___ Task input

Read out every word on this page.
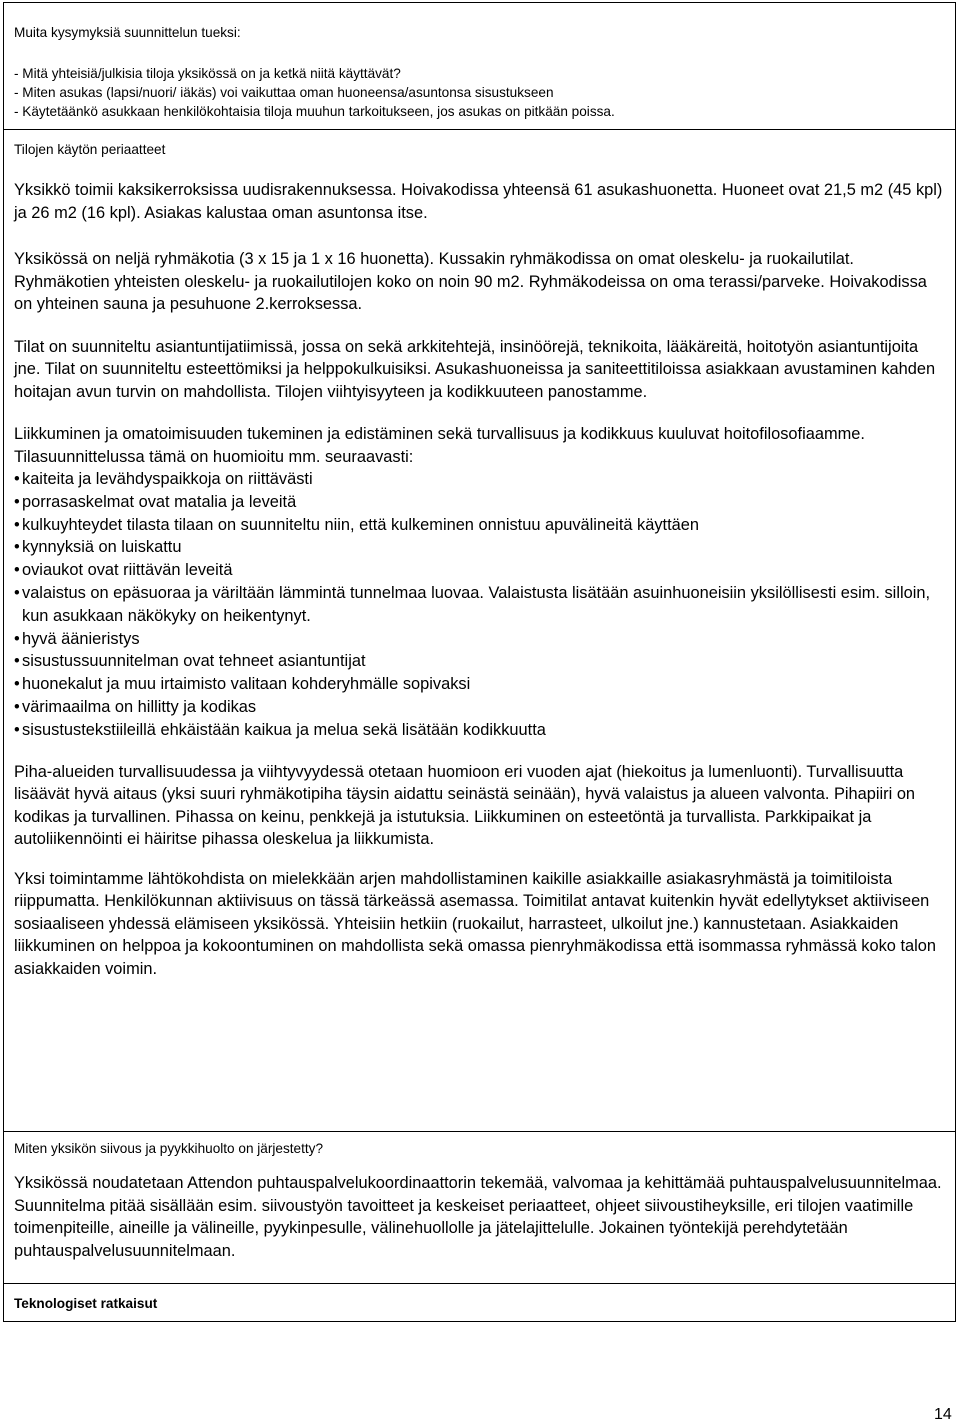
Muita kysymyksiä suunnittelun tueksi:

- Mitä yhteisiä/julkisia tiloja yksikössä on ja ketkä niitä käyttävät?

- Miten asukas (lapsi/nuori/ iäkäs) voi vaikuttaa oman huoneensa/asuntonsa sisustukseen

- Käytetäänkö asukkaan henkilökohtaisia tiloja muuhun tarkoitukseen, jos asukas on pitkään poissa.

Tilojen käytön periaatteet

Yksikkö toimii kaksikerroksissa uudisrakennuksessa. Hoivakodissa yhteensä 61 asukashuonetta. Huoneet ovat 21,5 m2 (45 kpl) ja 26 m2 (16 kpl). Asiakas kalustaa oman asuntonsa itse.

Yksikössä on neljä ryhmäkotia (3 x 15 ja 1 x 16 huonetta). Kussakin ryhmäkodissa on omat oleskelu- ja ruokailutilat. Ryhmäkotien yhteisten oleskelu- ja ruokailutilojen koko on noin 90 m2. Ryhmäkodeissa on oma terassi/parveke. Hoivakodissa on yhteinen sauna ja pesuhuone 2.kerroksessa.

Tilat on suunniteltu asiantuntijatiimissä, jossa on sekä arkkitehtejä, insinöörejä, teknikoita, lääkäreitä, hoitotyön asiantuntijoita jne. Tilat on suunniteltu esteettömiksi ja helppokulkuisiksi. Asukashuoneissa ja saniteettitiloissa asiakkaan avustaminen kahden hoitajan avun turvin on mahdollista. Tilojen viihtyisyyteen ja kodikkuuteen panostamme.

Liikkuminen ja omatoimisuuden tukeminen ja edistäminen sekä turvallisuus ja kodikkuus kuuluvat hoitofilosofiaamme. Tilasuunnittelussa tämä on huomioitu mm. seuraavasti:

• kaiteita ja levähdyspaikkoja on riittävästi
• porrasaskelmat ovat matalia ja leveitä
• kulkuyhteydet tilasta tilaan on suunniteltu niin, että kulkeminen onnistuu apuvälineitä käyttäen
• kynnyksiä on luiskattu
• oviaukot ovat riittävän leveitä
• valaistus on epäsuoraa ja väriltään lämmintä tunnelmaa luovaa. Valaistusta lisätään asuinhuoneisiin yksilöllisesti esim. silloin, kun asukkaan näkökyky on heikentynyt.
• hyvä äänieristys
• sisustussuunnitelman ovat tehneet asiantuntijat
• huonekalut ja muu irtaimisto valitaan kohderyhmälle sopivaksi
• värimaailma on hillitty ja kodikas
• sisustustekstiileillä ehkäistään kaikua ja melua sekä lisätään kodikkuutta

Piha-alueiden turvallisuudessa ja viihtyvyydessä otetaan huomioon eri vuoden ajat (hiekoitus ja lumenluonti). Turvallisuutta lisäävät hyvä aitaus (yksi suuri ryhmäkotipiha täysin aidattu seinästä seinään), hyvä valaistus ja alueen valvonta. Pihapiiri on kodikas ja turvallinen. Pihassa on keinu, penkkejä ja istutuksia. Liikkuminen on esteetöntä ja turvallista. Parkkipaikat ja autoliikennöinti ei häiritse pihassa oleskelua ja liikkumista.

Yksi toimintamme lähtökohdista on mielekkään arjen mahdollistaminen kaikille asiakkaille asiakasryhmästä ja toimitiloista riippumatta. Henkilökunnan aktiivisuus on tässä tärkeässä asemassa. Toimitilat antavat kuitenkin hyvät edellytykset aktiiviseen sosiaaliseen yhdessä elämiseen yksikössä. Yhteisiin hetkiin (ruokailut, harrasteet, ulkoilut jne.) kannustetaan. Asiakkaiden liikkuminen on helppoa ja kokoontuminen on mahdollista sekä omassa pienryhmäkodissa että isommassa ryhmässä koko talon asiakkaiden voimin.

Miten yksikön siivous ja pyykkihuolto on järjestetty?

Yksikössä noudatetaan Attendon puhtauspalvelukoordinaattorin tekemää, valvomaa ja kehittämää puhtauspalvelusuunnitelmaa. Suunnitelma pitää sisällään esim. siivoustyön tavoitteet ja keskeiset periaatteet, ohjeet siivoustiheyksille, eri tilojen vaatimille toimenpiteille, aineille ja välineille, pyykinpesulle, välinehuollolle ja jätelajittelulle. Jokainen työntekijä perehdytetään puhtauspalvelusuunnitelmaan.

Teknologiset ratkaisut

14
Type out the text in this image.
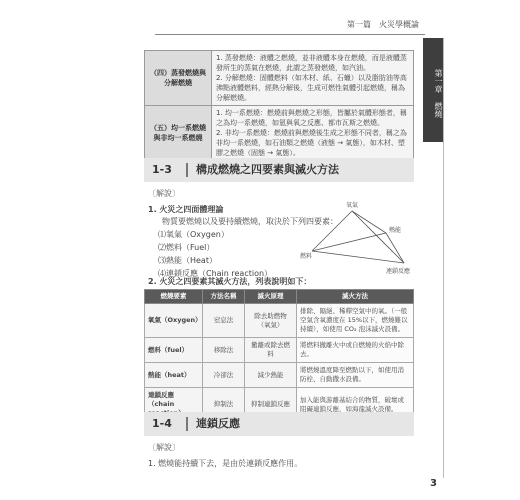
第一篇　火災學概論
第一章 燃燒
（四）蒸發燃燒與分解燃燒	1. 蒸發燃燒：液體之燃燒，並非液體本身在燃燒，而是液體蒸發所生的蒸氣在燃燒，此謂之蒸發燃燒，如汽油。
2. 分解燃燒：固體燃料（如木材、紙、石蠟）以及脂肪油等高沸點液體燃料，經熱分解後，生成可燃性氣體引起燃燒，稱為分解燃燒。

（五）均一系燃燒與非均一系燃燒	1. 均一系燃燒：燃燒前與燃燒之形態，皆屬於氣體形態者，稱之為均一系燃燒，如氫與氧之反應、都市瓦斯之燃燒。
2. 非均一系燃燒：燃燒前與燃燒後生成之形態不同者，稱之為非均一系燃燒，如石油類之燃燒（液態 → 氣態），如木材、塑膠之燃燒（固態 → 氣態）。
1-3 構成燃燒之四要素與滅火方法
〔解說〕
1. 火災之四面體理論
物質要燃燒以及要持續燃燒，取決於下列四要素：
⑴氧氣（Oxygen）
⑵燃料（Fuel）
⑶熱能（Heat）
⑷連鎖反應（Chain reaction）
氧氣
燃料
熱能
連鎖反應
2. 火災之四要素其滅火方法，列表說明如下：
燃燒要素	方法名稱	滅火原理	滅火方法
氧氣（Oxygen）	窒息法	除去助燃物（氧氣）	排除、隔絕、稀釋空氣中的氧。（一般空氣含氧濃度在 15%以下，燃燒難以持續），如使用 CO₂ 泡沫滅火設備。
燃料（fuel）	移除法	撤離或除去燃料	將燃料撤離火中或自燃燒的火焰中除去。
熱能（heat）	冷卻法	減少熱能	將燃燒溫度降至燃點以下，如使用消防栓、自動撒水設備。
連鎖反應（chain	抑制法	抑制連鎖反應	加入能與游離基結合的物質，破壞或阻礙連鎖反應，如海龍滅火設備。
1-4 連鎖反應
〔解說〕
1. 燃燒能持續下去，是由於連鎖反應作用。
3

______

▶ Goal of the exercise
How many of the lines above include the string "Oxygen"? Reply with the number by itself.

▶ The output
2